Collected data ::

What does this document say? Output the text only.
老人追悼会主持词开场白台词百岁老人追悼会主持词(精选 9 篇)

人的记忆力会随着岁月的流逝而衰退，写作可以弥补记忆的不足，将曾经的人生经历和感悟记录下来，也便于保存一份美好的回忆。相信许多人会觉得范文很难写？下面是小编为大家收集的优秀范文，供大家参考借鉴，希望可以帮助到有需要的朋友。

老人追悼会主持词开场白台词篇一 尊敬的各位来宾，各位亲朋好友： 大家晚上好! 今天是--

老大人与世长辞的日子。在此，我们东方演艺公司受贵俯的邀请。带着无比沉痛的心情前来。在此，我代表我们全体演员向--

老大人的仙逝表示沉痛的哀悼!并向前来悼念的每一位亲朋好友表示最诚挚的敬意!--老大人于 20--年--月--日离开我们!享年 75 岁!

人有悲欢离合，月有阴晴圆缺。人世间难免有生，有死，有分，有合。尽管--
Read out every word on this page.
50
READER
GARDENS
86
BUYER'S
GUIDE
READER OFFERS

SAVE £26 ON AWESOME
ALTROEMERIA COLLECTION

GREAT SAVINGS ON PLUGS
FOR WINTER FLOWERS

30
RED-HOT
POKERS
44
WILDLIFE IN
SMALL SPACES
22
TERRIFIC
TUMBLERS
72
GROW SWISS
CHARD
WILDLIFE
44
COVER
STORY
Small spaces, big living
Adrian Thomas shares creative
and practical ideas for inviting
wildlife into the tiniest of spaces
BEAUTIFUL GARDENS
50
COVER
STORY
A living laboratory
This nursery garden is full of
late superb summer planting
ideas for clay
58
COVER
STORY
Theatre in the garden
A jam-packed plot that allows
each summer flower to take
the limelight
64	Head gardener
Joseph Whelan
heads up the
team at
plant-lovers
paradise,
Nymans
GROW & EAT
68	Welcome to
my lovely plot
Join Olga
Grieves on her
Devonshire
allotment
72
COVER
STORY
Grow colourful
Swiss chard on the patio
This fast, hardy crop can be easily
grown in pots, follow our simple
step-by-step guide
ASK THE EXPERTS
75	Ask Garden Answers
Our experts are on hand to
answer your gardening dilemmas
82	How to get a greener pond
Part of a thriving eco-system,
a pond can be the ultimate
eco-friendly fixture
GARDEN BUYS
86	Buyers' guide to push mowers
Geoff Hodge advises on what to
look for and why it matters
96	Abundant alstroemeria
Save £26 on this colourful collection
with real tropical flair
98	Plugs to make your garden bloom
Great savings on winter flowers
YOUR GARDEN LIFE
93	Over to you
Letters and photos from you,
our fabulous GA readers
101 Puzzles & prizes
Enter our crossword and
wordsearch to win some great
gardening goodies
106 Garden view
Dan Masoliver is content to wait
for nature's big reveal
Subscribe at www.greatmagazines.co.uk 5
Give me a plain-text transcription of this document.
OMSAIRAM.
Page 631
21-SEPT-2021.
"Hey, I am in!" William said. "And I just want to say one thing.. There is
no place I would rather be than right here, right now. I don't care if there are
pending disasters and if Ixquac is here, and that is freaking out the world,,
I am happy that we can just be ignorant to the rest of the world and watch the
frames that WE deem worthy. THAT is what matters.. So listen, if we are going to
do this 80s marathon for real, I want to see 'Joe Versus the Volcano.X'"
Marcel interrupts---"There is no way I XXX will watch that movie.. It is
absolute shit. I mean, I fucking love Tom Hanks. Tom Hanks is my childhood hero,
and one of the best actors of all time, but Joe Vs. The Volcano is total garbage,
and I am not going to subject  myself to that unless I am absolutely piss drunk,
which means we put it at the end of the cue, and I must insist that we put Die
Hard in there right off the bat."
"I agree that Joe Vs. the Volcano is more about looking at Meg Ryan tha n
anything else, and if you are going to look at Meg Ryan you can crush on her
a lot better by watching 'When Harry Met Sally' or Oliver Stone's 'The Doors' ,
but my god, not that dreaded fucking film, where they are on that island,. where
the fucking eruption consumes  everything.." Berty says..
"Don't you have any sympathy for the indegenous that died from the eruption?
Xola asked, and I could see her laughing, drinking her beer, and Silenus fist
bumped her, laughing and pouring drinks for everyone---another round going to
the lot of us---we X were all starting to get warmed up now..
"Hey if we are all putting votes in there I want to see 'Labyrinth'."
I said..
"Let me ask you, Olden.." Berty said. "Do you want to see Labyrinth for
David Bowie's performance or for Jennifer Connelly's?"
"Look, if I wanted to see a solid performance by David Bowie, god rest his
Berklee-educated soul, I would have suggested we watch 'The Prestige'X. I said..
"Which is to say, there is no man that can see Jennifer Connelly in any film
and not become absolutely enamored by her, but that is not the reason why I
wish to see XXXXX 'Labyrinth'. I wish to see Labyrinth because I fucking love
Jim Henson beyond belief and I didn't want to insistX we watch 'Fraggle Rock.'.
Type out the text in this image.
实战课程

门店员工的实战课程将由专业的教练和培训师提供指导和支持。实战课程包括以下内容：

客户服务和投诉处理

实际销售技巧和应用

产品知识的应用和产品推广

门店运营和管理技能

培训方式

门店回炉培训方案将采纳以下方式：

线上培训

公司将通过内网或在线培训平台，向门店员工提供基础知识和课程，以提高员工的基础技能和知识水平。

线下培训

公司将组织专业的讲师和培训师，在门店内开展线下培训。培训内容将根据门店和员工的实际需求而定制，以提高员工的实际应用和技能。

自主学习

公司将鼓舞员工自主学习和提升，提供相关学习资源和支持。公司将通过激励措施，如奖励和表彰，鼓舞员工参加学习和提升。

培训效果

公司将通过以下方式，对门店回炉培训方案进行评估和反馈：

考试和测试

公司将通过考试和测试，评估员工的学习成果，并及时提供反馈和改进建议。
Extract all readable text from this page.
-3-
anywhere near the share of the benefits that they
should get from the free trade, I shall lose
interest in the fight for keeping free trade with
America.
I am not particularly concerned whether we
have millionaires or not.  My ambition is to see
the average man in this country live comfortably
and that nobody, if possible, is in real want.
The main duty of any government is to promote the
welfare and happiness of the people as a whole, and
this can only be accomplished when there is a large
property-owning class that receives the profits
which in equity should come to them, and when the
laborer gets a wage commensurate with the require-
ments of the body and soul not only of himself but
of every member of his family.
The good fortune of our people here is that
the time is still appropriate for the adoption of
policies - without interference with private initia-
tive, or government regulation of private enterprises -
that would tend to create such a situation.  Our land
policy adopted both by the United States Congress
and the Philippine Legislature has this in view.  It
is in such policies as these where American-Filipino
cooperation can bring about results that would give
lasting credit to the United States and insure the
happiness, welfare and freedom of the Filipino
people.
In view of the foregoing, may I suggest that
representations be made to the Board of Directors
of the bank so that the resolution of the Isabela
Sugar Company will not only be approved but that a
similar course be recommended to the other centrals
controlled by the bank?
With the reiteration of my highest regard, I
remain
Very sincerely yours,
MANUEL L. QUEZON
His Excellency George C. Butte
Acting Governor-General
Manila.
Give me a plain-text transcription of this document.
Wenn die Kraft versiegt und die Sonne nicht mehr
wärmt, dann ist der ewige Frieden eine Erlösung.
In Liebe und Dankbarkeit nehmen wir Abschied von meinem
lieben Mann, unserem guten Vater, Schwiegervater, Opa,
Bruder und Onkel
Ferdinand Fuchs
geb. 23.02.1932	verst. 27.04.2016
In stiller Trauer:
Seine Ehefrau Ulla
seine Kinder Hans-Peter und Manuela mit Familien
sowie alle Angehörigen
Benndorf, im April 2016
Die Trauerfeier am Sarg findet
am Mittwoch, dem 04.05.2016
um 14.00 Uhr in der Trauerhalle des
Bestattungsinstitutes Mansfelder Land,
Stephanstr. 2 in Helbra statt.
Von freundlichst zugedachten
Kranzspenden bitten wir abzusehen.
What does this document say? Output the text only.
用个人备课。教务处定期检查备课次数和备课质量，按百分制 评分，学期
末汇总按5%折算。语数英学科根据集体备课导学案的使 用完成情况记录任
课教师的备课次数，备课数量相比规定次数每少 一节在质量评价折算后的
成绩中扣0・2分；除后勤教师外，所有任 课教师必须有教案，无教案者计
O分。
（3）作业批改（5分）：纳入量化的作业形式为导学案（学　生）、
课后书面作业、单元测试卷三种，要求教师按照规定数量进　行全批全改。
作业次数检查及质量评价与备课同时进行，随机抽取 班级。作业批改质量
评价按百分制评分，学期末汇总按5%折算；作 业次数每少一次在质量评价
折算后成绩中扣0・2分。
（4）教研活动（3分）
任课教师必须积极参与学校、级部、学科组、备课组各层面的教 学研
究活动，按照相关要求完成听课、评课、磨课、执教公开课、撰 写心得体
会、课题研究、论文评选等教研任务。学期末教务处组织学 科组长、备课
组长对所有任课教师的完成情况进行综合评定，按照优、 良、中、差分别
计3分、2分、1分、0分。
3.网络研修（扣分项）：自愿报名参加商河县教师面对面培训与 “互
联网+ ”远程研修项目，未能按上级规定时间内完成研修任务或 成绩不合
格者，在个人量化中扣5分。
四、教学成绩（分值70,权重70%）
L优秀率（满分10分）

Your objective :: State the number of lines in the data that include the string "plot", and add nothing else.

Solution :: 2